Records
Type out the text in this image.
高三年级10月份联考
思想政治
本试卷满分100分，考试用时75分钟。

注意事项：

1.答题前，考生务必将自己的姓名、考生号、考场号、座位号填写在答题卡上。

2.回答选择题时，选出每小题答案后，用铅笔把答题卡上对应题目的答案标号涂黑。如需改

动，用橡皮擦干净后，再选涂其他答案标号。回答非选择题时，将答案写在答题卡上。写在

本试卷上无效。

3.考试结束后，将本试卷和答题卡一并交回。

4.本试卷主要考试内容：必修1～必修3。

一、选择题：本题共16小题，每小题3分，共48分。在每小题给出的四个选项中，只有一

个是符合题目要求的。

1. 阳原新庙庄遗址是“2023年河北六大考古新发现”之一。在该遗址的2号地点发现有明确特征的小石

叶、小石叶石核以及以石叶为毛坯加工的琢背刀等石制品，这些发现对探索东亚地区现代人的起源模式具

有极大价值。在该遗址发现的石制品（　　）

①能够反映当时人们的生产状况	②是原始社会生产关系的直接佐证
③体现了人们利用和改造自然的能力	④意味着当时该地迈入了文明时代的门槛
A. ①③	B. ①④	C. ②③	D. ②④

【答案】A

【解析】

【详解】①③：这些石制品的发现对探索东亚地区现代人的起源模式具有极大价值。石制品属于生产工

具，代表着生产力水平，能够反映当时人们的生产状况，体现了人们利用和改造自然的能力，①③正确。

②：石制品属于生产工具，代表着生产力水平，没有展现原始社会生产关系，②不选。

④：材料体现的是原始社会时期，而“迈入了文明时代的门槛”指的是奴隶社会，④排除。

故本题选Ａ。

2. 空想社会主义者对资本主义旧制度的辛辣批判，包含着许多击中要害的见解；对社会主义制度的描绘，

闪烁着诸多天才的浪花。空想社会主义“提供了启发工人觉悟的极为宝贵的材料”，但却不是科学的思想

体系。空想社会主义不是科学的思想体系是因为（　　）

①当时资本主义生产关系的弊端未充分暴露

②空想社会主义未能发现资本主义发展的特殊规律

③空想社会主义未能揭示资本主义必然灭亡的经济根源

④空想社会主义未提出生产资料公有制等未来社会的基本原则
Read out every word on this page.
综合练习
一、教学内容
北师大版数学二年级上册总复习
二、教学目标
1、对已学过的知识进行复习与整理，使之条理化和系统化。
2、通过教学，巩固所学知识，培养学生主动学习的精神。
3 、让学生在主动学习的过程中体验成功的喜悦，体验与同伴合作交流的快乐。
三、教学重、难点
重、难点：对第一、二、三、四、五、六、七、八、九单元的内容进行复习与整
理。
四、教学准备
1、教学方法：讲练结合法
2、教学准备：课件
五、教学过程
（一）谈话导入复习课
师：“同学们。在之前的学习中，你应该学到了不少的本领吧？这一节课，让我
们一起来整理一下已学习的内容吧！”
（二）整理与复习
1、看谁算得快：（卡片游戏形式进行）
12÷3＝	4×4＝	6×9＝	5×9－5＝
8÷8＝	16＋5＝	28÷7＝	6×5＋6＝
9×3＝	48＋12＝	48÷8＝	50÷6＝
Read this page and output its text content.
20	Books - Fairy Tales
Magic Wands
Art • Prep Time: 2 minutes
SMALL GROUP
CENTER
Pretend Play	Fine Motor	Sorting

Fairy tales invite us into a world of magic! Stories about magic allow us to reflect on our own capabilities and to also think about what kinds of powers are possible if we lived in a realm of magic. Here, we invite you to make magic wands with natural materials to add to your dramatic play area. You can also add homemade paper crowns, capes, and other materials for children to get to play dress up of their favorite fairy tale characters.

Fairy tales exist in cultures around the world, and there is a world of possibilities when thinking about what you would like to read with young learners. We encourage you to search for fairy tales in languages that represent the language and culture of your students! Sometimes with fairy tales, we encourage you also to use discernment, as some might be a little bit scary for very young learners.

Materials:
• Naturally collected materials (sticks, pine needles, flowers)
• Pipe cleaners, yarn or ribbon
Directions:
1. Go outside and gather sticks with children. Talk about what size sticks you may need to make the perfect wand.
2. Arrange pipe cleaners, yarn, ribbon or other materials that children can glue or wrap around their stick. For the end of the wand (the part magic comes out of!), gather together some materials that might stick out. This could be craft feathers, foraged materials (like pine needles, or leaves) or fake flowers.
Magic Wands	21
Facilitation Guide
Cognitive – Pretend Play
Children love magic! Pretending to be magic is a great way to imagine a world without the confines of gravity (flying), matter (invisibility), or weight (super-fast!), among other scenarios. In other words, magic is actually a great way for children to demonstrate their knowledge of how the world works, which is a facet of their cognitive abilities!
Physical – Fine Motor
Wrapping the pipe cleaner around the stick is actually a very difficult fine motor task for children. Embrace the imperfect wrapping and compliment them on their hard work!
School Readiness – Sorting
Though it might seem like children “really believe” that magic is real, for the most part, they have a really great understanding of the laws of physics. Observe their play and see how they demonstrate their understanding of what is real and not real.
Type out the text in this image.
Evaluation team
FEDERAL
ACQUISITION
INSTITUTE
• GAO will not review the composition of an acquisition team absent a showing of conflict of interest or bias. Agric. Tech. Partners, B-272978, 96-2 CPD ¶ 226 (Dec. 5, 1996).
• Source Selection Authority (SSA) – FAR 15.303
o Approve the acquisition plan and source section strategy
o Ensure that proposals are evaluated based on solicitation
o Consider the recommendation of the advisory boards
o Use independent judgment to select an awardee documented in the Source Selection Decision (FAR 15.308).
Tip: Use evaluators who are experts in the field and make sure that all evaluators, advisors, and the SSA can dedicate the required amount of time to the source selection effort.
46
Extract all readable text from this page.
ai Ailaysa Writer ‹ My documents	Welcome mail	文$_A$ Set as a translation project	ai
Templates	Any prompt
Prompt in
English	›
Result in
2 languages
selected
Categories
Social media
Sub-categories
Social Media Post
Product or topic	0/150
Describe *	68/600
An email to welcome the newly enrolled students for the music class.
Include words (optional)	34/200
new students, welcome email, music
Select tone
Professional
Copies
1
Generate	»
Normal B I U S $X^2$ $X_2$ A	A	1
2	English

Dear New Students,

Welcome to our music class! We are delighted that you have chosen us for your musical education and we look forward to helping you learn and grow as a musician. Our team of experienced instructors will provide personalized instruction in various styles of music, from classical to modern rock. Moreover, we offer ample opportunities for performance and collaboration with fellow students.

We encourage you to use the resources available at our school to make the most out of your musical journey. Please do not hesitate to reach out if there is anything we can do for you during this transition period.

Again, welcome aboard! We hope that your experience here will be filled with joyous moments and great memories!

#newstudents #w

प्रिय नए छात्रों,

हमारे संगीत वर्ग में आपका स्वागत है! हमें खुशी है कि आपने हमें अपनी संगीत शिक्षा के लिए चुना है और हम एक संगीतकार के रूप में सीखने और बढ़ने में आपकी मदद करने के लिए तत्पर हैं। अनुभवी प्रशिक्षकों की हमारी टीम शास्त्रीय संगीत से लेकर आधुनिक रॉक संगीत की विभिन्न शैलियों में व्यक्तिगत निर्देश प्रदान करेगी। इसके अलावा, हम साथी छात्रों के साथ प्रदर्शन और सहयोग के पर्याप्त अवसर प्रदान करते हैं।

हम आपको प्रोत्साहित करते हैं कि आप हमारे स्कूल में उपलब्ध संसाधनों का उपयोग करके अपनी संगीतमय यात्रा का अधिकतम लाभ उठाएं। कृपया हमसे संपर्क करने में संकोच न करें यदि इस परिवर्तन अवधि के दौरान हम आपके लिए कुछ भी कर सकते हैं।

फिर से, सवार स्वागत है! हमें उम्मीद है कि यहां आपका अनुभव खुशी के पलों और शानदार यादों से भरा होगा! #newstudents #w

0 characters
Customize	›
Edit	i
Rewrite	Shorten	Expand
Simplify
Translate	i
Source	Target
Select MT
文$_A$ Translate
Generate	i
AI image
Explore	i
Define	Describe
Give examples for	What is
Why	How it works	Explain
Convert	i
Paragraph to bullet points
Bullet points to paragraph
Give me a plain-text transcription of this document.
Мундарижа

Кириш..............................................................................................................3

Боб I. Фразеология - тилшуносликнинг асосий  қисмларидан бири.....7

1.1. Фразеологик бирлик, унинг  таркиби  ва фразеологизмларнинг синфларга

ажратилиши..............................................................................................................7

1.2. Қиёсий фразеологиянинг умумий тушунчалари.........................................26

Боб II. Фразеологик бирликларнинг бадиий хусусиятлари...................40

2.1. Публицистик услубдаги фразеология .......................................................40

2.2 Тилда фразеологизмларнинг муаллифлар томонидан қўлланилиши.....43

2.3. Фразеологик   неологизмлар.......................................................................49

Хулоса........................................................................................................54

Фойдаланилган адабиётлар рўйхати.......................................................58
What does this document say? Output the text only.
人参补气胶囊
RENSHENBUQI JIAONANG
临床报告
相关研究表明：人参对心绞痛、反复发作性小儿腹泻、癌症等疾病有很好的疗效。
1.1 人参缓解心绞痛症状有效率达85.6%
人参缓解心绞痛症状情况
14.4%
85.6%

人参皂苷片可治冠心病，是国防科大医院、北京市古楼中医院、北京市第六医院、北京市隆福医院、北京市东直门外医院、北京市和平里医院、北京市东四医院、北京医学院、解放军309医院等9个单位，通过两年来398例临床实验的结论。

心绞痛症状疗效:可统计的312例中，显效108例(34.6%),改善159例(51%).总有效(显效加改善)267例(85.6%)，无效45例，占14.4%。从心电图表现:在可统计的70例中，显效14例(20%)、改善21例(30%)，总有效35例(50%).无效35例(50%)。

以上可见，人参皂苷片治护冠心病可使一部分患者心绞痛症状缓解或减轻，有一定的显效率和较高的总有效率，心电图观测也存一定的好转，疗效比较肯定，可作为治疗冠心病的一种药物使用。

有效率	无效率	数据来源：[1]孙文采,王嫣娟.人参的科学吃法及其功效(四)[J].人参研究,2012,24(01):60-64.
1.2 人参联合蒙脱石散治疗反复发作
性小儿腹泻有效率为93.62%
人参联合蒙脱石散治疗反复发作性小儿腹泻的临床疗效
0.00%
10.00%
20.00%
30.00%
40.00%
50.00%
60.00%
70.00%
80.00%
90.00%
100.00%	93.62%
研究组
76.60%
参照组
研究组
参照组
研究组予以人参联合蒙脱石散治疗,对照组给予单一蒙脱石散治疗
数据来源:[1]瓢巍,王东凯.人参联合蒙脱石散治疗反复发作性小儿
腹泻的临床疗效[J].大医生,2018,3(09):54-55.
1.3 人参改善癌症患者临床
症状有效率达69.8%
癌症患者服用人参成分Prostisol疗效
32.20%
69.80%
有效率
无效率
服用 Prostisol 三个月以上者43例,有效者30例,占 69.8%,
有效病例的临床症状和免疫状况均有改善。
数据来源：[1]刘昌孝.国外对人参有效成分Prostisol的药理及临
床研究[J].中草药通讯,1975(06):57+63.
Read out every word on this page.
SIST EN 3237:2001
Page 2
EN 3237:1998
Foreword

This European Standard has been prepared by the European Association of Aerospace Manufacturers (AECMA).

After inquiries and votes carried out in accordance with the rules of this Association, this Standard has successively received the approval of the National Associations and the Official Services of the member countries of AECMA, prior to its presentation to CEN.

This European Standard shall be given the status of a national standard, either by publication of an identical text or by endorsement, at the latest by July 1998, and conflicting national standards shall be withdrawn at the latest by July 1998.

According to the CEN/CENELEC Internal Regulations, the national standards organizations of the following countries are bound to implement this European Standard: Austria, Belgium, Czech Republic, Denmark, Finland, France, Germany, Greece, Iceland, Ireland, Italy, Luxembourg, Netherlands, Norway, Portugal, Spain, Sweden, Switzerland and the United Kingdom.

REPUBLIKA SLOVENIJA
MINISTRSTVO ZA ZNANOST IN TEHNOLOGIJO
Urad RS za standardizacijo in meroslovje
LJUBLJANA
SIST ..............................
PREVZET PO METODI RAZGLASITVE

*EXERCISE:*
From the listing above, copy every line that holds the string "фразеологизмларнинг".

*SOLUTION TO THIS PROBLEM:*
1.1. Фразеологик бирлик, унинг  таркиби  ва фразеологизмларнинг синфларга
2.2 Тилда фразеологизмларнинг муаллифлар томонидан қўлланилиши.....43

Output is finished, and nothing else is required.